Task requirements>
Repeat every record below exactly as it appears.

--- START Data in this exercise ---

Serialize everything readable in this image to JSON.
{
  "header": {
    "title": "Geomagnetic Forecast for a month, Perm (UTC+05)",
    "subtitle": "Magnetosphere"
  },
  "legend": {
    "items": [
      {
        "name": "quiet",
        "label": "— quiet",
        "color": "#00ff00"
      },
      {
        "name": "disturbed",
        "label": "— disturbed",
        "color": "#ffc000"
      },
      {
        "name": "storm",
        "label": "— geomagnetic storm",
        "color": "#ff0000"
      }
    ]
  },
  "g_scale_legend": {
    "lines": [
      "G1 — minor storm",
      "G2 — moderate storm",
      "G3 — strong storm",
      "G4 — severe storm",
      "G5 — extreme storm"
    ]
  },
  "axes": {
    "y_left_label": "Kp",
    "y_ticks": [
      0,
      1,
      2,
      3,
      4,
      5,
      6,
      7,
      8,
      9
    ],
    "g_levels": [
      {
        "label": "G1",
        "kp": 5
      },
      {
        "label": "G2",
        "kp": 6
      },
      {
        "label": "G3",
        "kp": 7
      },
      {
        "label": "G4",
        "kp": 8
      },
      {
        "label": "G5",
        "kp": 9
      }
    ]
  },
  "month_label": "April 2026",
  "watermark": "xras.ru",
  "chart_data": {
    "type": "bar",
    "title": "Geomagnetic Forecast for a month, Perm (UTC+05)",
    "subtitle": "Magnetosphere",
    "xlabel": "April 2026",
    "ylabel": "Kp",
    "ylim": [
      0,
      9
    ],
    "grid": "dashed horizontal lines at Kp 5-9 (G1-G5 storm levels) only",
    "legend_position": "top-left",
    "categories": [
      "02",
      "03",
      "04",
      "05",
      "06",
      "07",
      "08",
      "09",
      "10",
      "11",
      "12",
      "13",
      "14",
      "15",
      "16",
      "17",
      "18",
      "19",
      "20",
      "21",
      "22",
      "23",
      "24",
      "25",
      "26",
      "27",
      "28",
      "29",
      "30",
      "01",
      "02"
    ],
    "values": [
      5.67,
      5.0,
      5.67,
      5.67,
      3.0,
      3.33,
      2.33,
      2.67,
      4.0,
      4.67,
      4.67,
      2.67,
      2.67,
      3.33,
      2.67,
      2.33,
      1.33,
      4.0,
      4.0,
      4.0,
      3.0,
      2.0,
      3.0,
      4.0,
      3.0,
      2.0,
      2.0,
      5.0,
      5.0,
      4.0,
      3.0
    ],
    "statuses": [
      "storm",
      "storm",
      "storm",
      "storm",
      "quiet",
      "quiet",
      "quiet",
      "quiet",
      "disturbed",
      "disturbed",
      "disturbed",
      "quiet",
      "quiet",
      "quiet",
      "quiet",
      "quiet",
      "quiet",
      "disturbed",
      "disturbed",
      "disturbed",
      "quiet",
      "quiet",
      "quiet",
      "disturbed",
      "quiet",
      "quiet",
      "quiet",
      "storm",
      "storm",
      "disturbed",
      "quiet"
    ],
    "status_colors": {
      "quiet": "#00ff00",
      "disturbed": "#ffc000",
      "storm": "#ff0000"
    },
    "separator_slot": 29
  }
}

--- END Data in this exercise ---

Exercise result>
Serialize everything readable in this image to JSON.
{
  "header": {
    "title": "Geomagnetic Forecast for a month, Perm (UTC+05)",
    "subtitle": "Magnetosphere"
  },
  "legend": {
    "items": [
      {
        "name": "quiet",
        "label": "— quiet",
        "color": "#00ff00"
      },
      {
        "name": "disturbed",
        "label": "— disturbed",
        "color": "#ffc000"
      },
      {
        "name": "storm",
        "label": "— geomagnetic storm",
        "color": "#ff0000"
      }
    ]
  },
  "g_scale_legend": {
    "lines": [
      "G1 — minor storm",
      "G2 — moderate storm",
      "G3 — strong storm",
      "G4 — severe storm",
      "G5 — extreme storm"
    ]
  },
  "axes": {
    "y_left_label": "Kp",
    "y_ticks": [
      0,
      1,
      2,
      3,
      4,
      5,
      6,
      7,
      8,
      9
    ],
    "g_levels": [
      {
        "label": "G1",
        "kp": 5
      },
      {
        "label": "G2",
        "kp": 6
      },
      {
        "label": "G3",
        "kp": 7
      },
      {
        "label": "G4",
        "kp": 8
      },
      {
        "label": "G5",
        "kp": 9
      }
    ]
  },
  "month_label": "April 2026",
  "watermark": "xras.ru",
  "chart_data": {
    "type": "bar",
    "title": "Geomagnetic Forecast for a month, Perm (UTC+05)",
    "subtitle": "Magnetosphere",
    "xlabel": "April 2026",
    "ylabel": "Kp",
    "ylim": [
      0,
      9
    ],
    "grid": "dashed horizontal lines at Kp 5-9 (G1-G5 storm levels) only",
    "legend_position": "top-left",
    "categories": [
      "02",
      "03",
      "04",
      "05",
      "06",
      "07",
      "08",
      "09",
      "10",
      "11",
      "12",
      "13",
      "14",
      "15",
      "16",
      "17",
      "18",
      "19",
      "20",
      "21",
      "22",
      "23",
      "24",
      "25",
      "26",
      "27",
      "28",
      "29",
      "30",
      "01",
      "02"
    ],
    "values": [
      5.67,
      5.0,
      5.67,
      5.67,
      3.0,
      3.33,
      2.33,
      2.67,
      4.0,
      4.67,
      4.67,
      2.67,
      2.67,
      3.33,
      2.67,
      2.33,
      1.33,
      4.0,
      4.0,
      4.0,
      3.0,
      2.0,
      3.0,
      4.0,
      3.0,
      2.0,
      2.0,
      5.0,
      5.0,
      4.0,
      3.0
    ],
    "statuses": [
      "storm",
      "storm",
      "storm",
      "storm",
      "quiet",
      "quiet",
      "quiet",
      "quiet",
      "disturbed",
      "disturbed",
      "disturbed",
      "quiet",
      "quiet",
      "quiet",
      "quiet",
      "quiet",
      "quiet",
      "disturbed",
      "disturbed",
      "disturbed",
      "quiet",
      "quiet",
      "quiet",
      "disturbed",
      "quiet",
      "quiet",
      "quiet",
      "storm",
      "storm",
      "disturbed",
      "quiet"
    ],
    "status_colors": {
      "quiet": "#00ff00",
      "disturbed": "#ffc000",
      "storm": "#ff0000"
    },
    "separator_slot": 29
  }
}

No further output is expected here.